> [WRITTEN REQUEST] In the records that follow, locate every line with "技术和技能" and extract it.

═══ DATA FOR THIS EXERCISE ═══

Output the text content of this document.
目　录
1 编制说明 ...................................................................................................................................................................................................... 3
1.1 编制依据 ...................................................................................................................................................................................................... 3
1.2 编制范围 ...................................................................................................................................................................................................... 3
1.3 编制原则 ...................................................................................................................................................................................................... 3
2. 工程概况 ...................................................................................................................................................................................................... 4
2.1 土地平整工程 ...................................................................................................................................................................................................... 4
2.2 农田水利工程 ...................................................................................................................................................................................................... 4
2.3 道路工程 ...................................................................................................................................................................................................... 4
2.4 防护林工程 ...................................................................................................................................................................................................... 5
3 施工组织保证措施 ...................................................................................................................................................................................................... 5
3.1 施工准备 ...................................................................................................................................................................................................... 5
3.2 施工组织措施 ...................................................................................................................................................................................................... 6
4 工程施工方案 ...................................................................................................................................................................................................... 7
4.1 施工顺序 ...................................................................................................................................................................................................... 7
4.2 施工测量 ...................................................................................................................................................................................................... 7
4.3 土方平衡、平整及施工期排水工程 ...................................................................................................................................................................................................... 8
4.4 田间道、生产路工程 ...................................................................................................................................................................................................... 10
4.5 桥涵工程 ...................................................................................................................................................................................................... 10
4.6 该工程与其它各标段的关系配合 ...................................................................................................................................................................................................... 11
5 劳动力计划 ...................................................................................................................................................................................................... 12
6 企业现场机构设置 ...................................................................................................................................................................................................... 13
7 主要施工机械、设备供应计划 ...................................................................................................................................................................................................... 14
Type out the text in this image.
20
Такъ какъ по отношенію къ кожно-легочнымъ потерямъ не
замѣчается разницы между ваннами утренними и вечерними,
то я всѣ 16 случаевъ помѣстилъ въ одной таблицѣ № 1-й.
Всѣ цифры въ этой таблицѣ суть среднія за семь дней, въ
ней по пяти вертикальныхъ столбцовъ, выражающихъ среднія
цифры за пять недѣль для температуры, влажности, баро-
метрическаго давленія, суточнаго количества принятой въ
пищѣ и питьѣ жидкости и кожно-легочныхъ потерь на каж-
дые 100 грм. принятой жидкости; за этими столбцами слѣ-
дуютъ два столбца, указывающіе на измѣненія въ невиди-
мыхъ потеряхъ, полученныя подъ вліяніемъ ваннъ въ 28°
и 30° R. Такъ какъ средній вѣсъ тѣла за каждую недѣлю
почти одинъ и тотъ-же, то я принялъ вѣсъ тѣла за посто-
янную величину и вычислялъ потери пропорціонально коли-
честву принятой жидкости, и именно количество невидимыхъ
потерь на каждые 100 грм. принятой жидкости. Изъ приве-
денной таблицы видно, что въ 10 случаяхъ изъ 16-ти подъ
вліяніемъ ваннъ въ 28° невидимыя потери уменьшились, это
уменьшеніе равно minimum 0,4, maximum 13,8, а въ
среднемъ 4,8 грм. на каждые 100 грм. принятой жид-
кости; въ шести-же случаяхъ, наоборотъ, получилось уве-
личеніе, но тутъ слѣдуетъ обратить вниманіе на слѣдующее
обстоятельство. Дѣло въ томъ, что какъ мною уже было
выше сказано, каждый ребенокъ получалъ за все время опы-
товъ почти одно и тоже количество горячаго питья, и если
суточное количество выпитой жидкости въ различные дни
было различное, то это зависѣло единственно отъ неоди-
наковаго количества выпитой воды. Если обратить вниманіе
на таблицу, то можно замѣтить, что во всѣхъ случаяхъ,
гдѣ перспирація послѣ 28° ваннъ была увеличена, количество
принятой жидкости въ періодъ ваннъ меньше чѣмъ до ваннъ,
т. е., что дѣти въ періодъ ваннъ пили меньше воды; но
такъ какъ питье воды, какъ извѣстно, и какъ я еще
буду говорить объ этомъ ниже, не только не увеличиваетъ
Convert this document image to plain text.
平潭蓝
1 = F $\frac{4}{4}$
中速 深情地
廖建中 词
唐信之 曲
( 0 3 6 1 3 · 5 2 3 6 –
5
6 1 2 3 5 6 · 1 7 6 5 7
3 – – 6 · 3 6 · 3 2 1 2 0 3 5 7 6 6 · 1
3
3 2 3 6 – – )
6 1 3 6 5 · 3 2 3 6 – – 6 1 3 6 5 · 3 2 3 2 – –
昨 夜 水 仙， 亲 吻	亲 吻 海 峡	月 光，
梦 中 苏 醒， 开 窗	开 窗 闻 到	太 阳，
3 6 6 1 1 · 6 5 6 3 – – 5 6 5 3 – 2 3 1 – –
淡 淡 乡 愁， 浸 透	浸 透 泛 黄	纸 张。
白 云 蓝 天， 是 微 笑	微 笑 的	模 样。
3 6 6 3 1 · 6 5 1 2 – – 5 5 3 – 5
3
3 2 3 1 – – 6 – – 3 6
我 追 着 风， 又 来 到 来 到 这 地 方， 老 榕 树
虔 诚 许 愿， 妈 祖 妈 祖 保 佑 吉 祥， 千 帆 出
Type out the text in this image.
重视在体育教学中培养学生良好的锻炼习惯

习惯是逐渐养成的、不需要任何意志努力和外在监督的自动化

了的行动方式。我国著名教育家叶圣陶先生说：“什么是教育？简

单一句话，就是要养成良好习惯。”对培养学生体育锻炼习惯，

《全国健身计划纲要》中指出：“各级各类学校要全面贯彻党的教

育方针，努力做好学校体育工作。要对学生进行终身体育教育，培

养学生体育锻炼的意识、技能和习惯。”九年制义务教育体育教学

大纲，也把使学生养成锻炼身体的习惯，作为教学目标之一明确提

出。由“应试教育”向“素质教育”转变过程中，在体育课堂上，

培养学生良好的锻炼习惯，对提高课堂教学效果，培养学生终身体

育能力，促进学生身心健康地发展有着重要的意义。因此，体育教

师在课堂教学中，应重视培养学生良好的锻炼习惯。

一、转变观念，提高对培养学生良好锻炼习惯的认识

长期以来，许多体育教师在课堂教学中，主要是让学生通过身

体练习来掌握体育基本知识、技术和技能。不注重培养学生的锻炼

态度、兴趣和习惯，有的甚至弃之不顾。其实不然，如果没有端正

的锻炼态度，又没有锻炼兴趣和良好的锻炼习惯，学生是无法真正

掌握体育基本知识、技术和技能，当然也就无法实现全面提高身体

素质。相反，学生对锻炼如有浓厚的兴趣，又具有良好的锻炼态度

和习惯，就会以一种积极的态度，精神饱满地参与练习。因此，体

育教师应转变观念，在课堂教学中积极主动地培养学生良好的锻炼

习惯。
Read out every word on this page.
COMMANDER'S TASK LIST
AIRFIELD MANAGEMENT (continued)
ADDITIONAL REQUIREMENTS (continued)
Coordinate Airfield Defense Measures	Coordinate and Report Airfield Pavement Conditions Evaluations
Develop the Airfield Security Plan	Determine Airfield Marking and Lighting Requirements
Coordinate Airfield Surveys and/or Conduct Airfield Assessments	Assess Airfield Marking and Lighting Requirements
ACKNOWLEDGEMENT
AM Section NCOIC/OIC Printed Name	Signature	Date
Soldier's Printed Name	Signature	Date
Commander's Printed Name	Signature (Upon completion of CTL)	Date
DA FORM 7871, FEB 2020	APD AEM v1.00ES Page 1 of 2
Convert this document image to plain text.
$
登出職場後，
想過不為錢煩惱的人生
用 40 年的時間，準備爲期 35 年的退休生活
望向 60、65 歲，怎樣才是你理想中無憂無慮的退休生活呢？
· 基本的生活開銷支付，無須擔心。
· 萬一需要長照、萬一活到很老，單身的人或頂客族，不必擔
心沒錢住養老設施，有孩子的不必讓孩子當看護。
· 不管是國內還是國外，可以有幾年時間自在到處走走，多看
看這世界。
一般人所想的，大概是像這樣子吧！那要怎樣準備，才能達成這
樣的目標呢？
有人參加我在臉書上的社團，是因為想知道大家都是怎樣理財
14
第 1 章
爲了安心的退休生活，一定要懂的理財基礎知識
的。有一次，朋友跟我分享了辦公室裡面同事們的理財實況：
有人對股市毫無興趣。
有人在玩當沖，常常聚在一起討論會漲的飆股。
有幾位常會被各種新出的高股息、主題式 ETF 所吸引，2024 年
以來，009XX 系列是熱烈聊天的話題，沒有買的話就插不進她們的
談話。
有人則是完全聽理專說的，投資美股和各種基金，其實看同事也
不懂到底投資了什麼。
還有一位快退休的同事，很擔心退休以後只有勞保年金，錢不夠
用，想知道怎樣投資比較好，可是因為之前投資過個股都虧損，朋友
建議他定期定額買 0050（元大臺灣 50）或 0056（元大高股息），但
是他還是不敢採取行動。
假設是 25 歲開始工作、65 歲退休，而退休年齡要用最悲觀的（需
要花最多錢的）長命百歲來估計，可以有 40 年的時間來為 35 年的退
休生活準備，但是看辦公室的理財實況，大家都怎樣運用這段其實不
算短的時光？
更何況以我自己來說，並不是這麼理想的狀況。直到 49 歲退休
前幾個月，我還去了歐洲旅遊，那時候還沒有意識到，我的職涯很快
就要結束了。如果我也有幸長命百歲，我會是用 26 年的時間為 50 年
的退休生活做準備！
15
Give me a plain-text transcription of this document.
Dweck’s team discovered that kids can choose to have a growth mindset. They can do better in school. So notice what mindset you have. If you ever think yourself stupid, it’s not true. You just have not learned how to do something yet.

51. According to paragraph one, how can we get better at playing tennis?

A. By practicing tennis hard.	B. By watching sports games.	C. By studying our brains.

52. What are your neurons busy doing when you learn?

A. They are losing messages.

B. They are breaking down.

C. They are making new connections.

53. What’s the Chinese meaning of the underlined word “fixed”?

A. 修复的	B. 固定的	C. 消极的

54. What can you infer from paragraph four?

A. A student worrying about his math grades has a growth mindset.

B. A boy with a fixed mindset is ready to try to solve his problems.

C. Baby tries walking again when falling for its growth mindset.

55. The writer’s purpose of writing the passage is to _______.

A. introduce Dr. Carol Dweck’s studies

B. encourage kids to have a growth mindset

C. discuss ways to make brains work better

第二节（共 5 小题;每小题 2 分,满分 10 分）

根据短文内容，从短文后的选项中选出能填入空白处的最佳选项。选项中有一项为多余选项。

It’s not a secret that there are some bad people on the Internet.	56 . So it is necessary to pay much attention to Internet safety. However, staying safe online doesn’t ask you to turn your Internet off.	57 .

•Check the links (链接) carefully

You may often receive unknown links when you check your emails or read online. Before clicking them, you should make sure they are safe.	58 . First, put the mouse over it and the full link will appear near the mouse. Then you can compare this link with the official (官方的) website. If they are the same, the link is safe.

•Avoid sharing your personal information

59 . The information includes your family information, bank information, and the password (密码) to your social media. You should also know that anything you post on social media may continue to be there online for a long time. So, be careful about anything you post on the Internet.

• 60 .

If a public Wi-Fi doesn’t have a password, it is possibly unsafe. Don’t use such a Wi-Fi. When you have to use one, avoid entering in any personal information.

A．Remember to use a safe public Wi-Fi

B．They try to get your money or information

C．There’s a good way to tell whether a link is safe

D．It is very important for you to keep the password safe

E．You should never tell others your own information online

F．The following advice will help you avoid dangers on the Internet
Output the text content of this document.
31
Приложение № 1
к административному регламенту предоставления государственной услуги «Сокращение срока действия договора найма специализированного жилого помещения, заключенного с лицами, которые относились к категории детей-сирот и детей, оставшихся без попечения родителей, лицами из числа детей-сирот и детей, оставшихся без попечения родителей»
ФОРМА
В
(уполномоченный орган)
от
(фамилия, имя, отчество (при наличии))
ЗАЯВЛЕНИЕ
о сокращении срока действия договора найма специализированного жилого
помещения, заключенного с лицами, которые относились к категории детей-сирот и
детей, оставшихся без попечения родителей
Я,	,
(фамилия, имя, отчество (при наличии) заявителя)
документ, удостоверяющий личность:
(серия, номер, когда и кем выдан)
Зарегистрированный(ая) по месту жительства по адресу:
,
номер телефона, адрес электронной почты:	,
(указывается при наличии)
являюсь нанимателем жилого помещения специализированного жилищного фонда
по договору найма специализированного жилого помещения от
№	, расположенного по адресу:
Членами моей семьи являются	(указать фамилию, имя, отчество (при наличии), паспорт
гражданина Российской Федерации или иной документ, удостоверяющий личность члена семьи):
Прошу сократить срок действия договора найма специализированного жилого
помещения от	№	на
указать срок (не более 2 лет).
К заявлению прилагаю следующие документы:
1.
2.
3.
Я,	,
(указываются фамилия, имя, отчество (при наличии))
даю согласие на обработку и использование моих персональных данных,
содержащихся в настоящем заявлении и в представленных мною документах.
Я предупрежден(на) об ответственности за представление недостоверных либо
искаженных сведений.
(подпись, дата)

═══

> [SOLUTION TO THIS TASK]
体练习来掌握体育基本知识、技术和技能。不注重培养学生的锻炼
掌握体育基本知识、技术和技能，当然也就无法实现全面提高身体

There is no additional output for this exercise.